Records excerpted from a collection:
start

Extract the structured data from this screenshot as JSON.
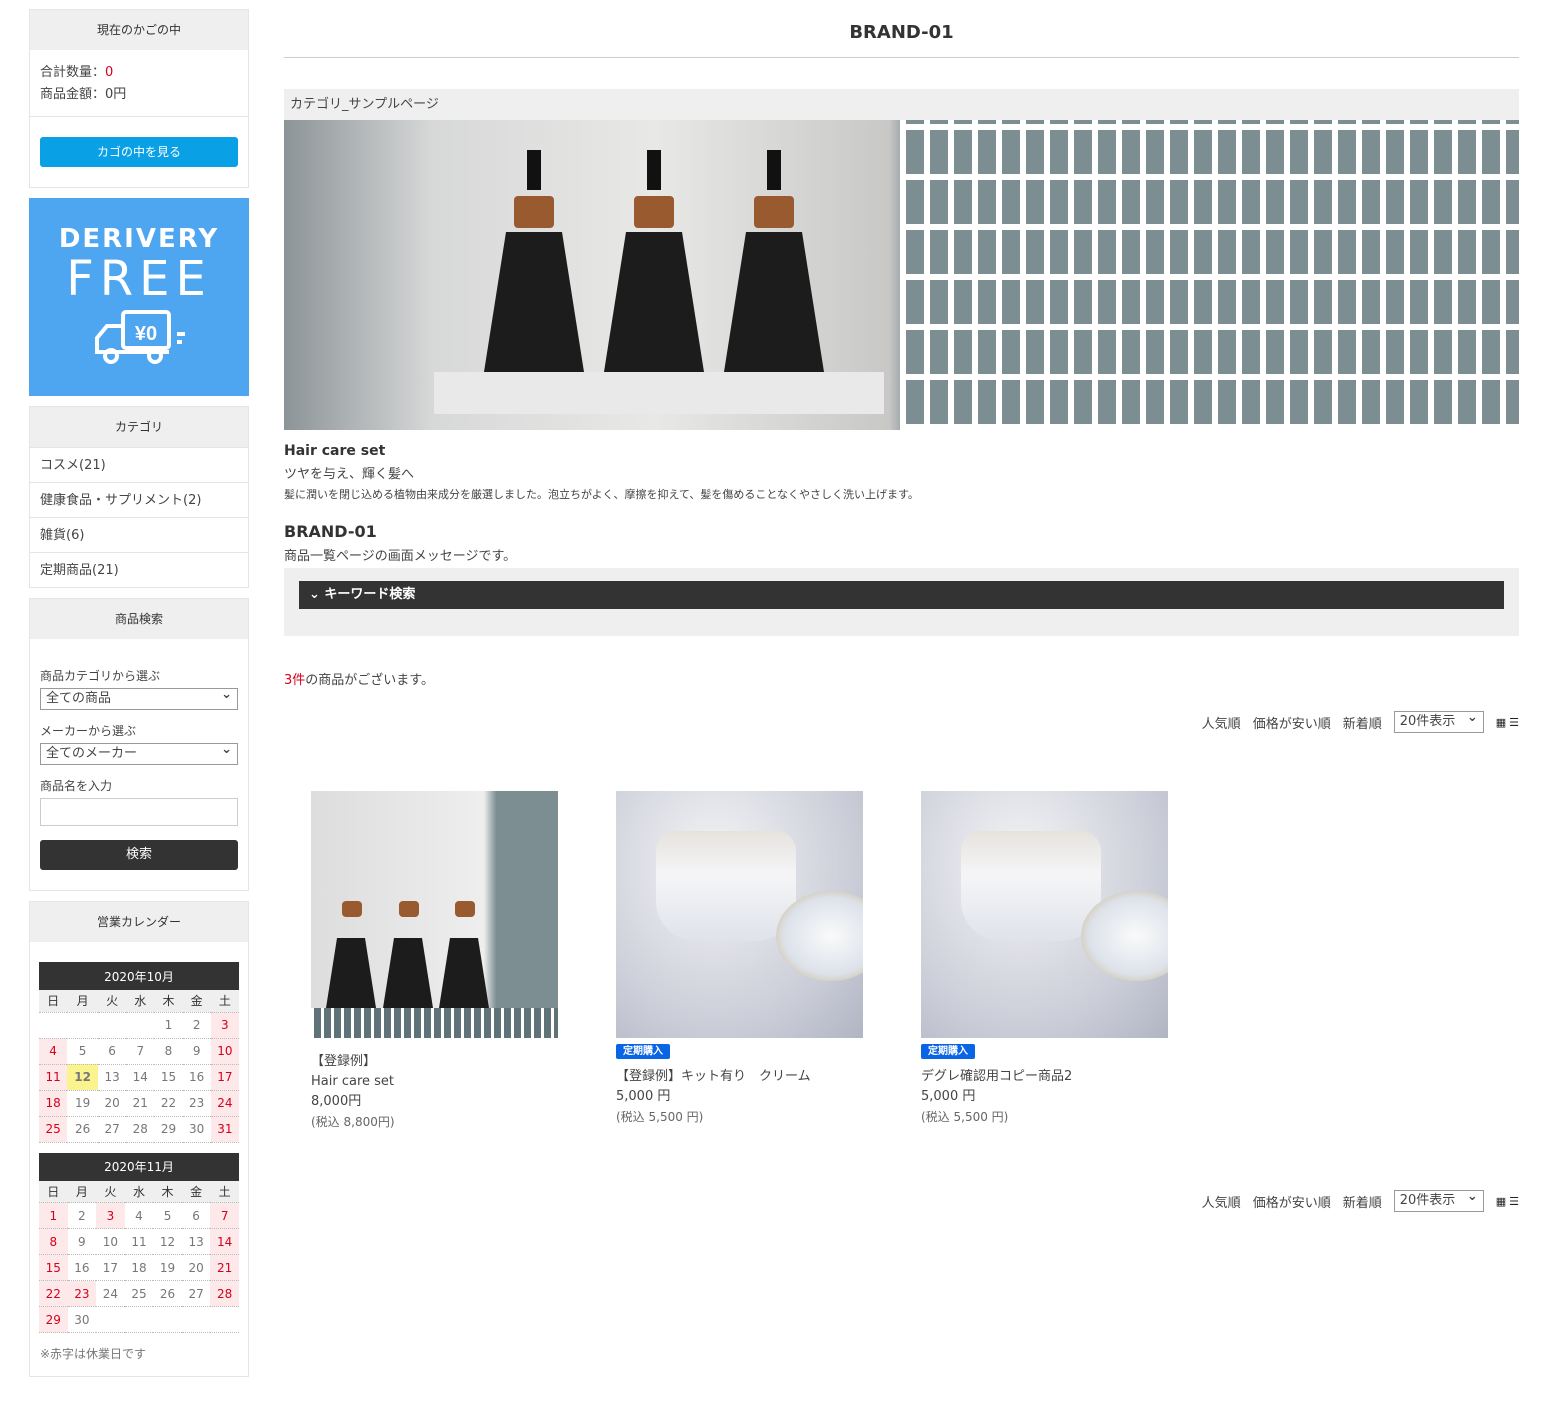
{
  "cart": {
    "title": "現在のかごの中",
    "qty_label": "合計数量：",
    "qty": "0",
    "price_label": "商品金額：",
    "price": "0円",
    "button": "カゴの中を見る"
  },
  "banner": {
    "line1": "DERIVERY",
    "line2": "FREE",
    "tag": "¥0"
  },
  "categories": {
    "title": "カテゴリ",
    "items": [
      "コスメ(21)",
      "健康食品・サプリメント(2)",
      "雑貨(6)",
      "定期商品(21)"
    ]
  },
  "search": {
    "title": "商品検索",
    "cat_label": "商品カテゴリから選ぶ",
    "cat_value": "全ての商品",
    "maker_label": "メーカーから選ぶ",
    "maker_value": "全てのメーカー",
    "name_label": "商品名を入力",
    "name_value": "",
    "button": "検索"
  },
  "calendar": {
    "title": "営業カレンダー",
    "weekdays": [
      "日",
      "月",
      "火",
      "水",
      "木",
      "金",
      "土"
    ],
    "months": [
      {
        "label": "2020年10月",
        "start": 4,
        "days": 31,
        "holidays": [
          3,
          4,
          10,
          11,
          17,
          18,
          24,
          25,
          31
        ],
        "today": 12
      },
      {
        "label": "2020年11月",
        "start": 0,
        "days": 30,
        "holidays": [
          1,
          3,
          7,
          8,
          14,
          15,
          21,
          22,
          23,
          28,
          29
        ]
      }
    ],
    "note": "※赤字は休業日です"
  },
  "main": {
    "title": "BRAND-01",
    "breadcrumb": "カテゴリ_サンプルページ",
    "hero_title": "Hair care set",
    "hero_sub": "ツヤを与え、輝く髪へ",
    "hero_desc": "髪に潤いを閉じ込める植物由来成分を厳選しました。泡立ちがよく、摩擦を抑えて、髪を傷めることなくやさしく洗い上げます。",
    "brand_heading": "BRAND-01",
    "brand_message": "商品一覧ページの画面メッセージです。",
    "keyword_search": "キーワード検索",
    "count": "3件",
    "count_suffix": "の商品がございます。"
  },
  "sort": {
    "popular": "人気順",
    "cheap": "価格が安い順",
    "new": "新着順",
    "per_page": "20件表示"
  },
  "products": [
    {
      "name1": "【登録例】",
      "name2": "Hair care set",
      "price": "8,000円",
      "tax": "(税込 8,800円)"
    },
    {
      "badge": "定期購入",
      "name1": "【登録例】キット有り　クリーム",
      "price": "5,000 円",
      "tax": "(税込 5,500 円)"
    },
    {
      "badge": "定期購入",
      "name1": "デグレ確認用コピー商品2",
      "price": "5,000 円",
      "tax": "(税込 5,500 円)"
    }
  ]
}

end

### [YOUR OBJECTIVE]
Copy the material exactly. Do not include the pictures.

### [EXPECTED ANSWER]
Extract the structured data from this screenshot as JSON.
{
  "cart": {
    "title": "現在のかごの中",
    "qty_label": "合計数量：",
    "qty": "0",
    "price_label": "商品金額：",
    "price": "0円",
    "button": "カゴの中を見る"
  },
  "banner": {
    "line1": "DERIVERY",
    "line2": "FREE",
    "tag": "¥0"
  },
  "categories": {
    "title": "カテゴリ",
    "items": [
      "コスメ(21)",
      "健康食品・サプリメント(2)",
      "雑貨(6)",
      "定期商品(21)"
    ]
  },
  "search": {
    "title": "商品検索",
    "cat_label": "商品カテゴリから選ぶ",
    "cat_value": "全ての商品",
    "maker_label": "メーカーから選ぶ",
    "maker_value": "全てのメーカー",
    "name_label": "商品名を入力",
    "name_value": "",
    "button": "検索"
  },
  "calendar": {
    "title": "営業カレンダー",
    "weekdays": [
      "日",
      "月",
      "火",
      "水",
      "木",
      "金",
      "土"
    ],
    "months": [
      {
        "label": "2020年10月",
        "start": 4,
        "days": 31,
        "holidays": [
          3,
          4,
          10,
          11,
          17,
          18,
          24,
          25,
          31
        ],
        "today": 12
      },
      {
        "label": "2020年11月",
        "start": 0,
        "days": 30,
        "holidays": [
          1,
          3,
          7,
          8,
          14,
          15,
          21,
          22,
          23,
          28,
          29
        ]
      }
    ],
    "note": "※赤字は休業日です"
  },
  "main": {
    "title": "BRAND-01",
    "breadcrumb": "カテゴリ_サンプルページ",
    "hero_title": "Hair care set",
    "hero_sub": "ツヤを与え、輝く髪へ",
    "hero_desc": "髪に潤いを閉じ込める植物由来成分を厳選しました。泡立ちがよく、摩擦を抑えて、髪を傷めることなくやさしく洗い上げます。",
    "brand_heading": "BRAND-01",
    "brand_message": "商品一覧ページの画面メッセージです。",
    "keyword_search": "キーワード検索",
    "count": "3件",
    "count_suffix": "の商品がございます。"
  },
  "sort": {
    "popular": "人気順",
    "cheap": "価格が安い順",
    "new": "新着順",
    "per_page": "20件表示"
  },
  "products": [
    {
      "name1": "【登録例】",
      "name2": "Hair care set",
      "price": "8,000円",
      "tax": "(税込 8,800円)"
    },
    {
      "badge": "定期購入",
      "name1": "【登録例】キット有り　クリーム",
      "price": "5,000 円",
      "tax": "(税込 5,500 円)"
    },
    {
      "badge": "定期購入",
      "name1": "デグレ確認用コピー商品2",
      "price": "5,000 円",
      "tax": "(税込 5,500 円)"
    }
  ]
}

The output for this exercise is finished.